— TUGAS A —
Jawablah pertanyaan berikut berdasarkan artikel tentang pajak di bawah.
(i) Berapa total penerimaan pajak hingga Maret 2024?
(ii) Berapa persen penurunan setoran industri pengolahan?
(iii) Di kota mana konferensi pers APBN edisi April 2024 diadakan?

— TEKS YANG DIBERIKAN —
-----
Pajak Menggurita, Rakyat Menderita
Oleh: Umi Rizkyi
(Komunitas Setajam Pena)
Lensamedianews.com, Opini – Pajak tiap tahun mengalami kenaikan di berbagai bidang dan sektor. Baik pajak rumah, bangunan, tanah, kendaraan, dan lain sebagainya. Setiap orang merasakan bahwa pajak tak memberikan peran penting untuk kesejahteraan mereka. Alih-alih demikian, yang ada hanyalah menambah beban hidup rakyat yang semakin sempit dan terhimpit.
Namun demikian, pemerintah justru beranggapan bahwa pajak nilainya semakin merosot. Penerimaan pajak pada Maret 2024 dinilai anjlok. Sejumlah setoran pajak dari beberapa sektor industri turun drastis misalnya industri manufaktur hingga industri pertambangan. Total penerimaan pajak hingga Maret 2024 hanya sebesar Rp 393,9 triliun. Realisasi ini turun 8,8% dari penerimaan pajak periode yang sama tahun lalu yaitu sebesar Rp 431,9 triliun. (CNBC, 26/4/2024).
Menteri Keuangan Sri Mulyani Indrawati mengatakan, adanya penurunan pajak dibeberapa industri ini menggambarkan kondisi perekonomian domestik yang terdampak tekanan ekonomi global. “Kalau di-breakdown per sektor kita bisa lihat gambaran ekonomi kita dari pajak ini,” kata Sri Mulyani saat konferensi pers APBN edisi April 2024 di kantornya, Jakarta, Jumat (26/4/2024).
Setoran industri pengolahan turun sebesar 13,6%. Padahal pada kuartal I-2023 masih tumbuh 32,9%. Salah satu penyebabnya adalah penurunan harga komoditas dan peningkatan restitusi pajak terutama di subsektor industri sawit dan logam dasar, tutur Sri Mulyani.
-----
— BARIS YANG DITAMPILKAN —
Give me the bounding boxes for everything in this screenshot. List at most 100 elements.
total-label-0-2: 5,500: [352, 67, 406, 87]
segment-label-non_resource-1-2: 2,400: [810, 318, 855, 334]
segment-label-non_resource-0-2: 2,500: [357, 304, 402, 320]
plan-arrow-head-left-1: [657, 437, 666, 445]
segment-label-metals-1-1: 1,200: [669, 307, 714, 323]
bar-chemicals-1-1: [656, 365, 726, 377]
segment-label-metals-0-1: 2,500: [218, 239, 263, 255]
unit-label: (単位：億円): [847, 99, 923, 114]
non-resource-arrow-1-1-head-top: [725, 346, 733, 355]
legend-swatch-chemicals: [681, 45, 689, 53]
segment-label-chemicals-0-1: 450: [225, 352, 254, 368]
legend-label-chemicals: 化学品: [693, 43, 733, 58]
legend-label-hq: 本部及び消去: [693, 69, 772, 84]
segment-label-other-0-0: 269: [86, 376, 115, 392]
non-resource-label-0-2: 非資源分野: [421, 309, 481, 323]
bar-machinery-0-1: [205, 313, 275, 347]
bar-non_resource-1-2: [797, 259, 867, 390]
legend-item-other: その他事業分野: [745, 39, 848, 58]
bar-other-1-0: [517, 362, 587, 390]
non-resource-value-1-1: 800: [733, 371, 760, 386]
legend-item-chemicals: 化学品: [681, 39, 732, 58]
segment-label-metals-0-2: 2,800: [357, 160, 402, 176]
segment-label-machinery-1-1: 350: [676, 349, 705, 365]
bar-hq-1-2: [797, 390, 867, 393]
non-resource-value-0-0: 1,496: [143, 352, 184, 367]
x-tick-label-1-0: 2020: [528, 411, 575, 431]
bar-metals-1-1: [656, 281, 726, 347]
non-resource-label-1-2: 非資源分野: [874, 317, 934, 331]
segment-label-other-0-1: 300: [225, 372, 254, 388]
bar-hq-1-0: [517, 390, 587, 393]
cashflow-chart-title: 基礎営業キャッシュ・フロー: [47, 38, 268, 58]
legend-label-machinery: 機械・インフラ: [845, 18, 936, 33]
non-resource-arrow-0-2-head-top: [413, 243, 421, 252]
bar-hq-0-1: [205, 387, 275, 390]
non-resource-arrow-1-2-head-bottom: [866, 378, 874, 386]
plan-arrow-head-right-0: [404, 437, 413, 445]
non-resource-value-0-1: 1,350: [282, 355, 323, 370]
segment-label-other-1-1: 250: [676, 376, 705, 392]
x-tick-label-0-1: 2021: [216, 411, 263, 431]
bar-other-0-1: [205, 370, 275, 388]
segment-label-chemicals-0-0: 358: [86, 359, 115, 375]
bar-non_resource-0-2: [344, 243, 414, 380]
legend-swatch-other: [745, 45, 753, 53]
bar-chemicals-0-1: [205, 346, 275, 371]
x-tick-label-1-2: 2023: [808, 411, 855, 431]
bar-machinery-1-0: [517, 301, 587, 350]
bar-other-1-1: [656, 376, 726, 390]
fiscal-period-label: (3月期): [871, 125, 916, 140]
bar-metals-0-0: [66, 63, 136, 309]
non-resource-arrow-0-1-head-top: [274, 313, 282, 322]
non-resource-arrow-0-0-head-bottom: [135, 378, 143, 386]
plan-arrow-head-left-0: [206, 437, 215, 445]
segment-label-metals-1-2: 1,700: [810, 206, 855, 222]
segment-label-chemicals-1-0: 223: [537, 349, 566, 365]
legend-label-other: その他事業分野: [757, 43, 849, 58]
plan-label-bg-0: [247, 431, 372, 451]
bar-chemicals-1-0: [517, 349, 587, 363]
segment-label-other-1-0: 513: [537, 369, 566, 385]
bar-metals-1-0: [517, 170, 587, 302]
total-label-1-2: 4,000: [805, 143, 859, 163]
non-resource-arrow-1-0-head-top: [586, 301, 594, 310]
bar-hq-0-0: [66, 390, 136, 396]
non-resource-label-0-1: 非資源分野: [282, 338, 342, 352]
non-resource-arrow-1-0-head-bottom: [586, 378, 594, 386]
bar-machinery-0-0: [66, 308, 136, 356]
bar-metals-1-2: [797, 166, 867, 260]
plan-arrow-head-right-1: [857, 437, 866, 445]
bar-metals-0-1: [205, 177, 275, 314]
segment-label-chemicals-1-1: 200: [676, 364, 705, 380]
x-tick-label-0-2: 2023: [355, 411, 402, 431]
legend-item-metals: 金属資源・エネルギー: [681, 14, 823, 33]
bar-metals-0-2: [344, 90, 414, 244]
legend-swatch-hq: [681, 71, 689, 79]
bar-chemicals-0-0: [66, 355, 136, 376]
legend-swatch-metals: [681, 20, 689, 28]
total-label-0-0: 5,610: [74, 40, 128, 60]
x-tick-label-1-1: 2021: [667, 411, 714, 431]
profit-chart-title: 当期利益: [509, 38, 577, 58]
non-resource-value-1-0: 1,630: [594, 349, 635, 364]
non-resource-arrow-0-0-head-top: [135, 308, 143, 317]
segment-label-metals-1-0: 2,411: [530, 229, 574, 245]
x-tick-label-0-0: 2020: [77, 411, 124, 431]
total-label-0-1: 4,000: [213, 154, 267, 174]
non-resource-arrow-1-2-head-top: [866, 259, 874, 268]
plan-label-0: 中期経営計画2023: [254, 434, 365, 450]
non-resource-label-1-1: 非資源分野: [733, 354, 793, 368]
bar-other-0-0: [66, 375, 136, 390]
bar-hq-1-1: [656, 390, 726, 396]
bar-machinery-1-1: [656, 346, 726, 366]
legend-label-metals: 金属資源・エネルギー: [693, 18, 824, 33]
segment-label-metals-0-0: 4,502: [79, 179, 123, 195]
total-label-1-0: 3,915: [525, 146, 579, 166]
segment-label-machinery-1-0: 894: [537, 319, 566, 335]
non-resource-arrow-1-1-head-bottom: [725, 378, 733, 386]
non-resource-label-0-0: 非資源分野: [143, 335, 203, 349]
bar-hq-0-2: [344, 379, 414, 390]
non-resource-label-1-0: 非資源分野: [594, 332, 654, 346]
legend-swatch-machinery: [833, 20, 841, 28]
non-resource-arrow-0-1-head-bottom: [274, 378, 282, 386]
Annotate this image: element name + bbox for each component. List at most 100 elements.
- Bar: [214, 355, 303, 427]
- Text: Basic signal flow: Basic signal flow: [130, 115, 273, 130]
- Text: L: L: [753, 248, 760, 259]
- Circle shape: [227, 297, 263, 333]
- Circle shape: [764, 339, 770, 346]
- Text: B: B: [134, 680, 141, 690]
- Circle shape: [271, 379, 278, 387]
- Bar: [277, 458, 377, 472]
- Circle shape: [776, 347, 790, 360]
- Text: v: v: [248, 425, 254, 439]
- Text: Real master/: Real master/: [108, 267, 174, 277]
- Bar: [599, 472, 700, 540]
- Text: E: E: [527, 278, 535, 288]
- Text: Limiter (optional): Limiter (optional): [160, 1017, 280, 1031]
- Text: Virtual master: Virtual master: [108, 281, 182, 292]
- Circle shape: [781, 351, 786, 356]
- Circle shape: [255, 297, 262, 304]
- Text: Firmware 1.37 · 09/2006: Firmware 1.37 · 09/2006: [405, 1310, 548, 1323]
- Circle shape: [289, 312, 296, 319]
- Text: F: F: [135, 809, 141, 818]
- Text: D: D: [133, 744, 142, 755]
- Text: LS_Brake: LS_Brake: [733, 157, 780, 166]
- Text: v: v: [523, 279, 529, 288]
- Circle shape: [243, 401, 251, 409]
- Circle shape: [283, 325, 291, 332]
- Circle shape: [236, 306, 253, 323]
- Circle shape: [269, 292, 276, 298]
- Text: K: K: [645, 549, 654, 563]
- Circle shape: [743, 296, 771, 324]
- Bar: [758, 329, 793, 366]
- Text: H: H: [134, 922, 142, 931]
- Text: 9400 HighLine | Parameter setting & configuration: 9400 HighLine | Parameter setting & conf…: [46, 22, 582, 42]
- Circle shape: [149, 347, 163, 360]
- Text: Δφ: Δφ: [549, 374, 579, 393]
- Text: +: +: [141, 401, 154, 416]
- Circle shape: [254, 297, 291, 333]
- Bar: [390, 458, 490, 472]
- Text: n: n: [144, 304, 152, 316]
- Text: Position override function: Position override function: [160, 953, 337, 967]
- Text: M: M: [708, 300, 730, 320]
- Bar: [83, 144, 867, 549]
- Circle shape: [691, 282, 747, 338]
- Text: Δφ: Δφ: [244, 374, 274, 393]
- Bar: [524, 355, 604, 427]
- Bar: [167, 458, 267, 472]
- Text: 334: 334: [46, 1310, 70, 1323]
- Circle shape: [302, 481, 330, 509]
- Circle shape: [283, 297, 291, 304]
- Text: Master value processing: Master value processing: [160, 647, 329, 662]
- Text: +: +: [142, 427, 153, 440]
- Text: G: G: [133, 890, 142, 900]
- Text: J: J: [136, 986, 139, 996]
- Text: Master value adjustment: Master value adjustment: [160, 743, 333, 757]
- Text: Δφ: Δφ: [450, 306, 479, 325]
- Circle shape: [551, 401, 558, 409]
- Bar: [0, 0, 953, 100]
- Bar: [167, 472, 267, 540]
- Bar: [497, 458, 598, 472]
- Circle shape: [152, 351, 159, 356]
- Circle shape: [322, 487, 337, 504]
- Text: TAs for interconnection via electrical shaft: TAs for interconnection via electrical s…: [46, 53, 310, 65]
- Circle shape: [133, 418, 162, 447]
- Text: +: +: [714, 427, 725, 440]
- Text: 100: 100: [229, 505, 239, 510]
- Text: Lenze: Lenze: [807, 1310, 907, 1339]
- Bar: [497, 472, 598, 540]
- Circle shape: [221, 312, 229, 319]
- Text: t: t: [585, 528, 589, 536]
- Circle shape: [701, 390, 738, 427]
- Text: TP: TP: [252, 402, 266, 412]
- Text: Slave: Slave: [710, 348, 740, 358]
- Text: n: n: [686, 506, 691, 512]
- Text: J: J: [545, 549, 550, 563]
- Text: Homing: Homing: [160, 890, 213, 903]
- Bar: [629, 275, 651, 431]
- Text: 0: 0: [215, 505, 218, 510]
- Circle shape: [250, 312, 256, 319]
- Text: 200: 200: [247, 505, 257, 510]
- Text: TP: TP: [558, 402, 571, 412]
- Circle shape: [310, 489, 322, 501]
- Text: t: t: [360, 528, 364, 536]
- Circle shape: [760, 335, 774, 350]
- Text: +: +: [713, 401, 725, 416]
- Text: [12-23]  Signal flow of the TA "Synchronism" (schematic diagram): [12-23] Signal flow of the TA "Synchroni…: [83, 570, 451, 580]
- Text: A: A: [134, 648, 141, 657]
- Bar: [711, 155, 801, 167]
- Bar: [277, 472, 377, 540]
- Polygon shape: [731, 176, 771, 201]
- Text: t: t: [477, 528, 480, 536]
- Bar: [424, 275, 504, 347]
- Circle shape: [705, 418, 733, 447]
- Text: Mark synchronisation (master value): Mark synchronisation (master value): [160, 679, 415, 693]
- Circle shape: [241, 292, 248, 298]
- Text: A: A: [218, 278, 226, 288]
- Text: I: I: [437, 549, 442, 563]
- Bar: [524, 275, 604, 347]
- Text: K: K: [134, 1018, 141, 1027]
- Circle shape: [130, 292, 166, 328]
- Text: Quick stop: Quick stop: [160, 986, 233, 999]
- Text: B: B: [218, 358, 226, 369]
-----
— TUGAS B —
Tukarlah "screenshot" dengan "image" pada bagian baris yang dimulai dari baris pertama dan berakhir pada baris yang memuat "legend-label-machinery: 機械・インフラ: [845, 18, 936, 33]", lalu tuliskan ulang hanya bagian itu tanpa mengubah hal lain.

— JAWABAN YANG DIHARAPKAN A —
(i) Rp 393,9 triliun.
(ii) 13,6%.
(iii) Jakarta.

— JAWABAN YANG DIHARAPKAN B —
Give me the bounding boxes for everything in this image. List at most 100 elements.
total-label-0-2: 5,500: [352, 67, 406, 87]
segment-label-non_resource-1-2: 2,400: [810, 318, 855, 334]
segment-label-non_resource-0-2: 2,500: [357, 304, 402, 320]
plan-arrow-head-left-1: [657, 437, 666, 445]
segment-label-metals-1-1: 1,200: [669, 307, 714, 323]
bar-chemicals-1-1: [656, 365, 726, 377]
segment-label-metals-0-1: 2,500: [218, 239, 263, 255]
unit-label: (単位：億円): [847, 99, 923, 114]
non-resource-arrow-1-1-head-top: [725, 346, 733, 355]
legend-swatch-chemicals: [681, 45, 689, 53]
segment-label-chemicals-0-1: 450: [225, 352, 254, 368]
legend-label-chemicals: 化学品: [693, 43, 733, 58]
legend-label-hq: 本部及び消去: [693, 69, 772, 84]
segment-label-other-0-0: 269: [86, 376, 115, 392]
non-resource-label-0-2: 非資源分野: [421, 309, 481, 323]
bar-machinery-0-1: [205, 313, 275, 347]
bar-non_resource-1-2: [797, 259, 867, 390]
legend-item-other: その他事業分野: [745, 39, 848, 58]
bar-other-1-0: [517, 362, 587, 390]
non-resource-value-1-1: 800: [733, 371, 760, 386]
legend-item-chemicals: 化学品: [681, 39, 732, 58]
segment-label-metals-0-2: 2,800: [357, 160, 402, 176]
segment-label-machinery-1-1: 350: [676, 349, 705, 365]
bar-hq-1-2: [797, 390, 867, 393]
non-resource-value-0-0: 1,496: [143, 352, 184, 367]
x-tick-label-1-0: 2020: [528, 411, 575, 431]
bar-metals-1-1: [656, 281, 726, 347]
non-resource-label-1-2: 非資源分野: [874, 317, 934, 331]
segment-label-other-0-1: 300: [225, 372, 254, 388]
bar-hq-1-0: [517, 390, 587, 393]
cashflow-chart-title: 基礎営業キャッシュ・フロー: [47, 38, 268, 58]
legend-label-machinery: 機械・インフラ: [845, 18, 936, 33]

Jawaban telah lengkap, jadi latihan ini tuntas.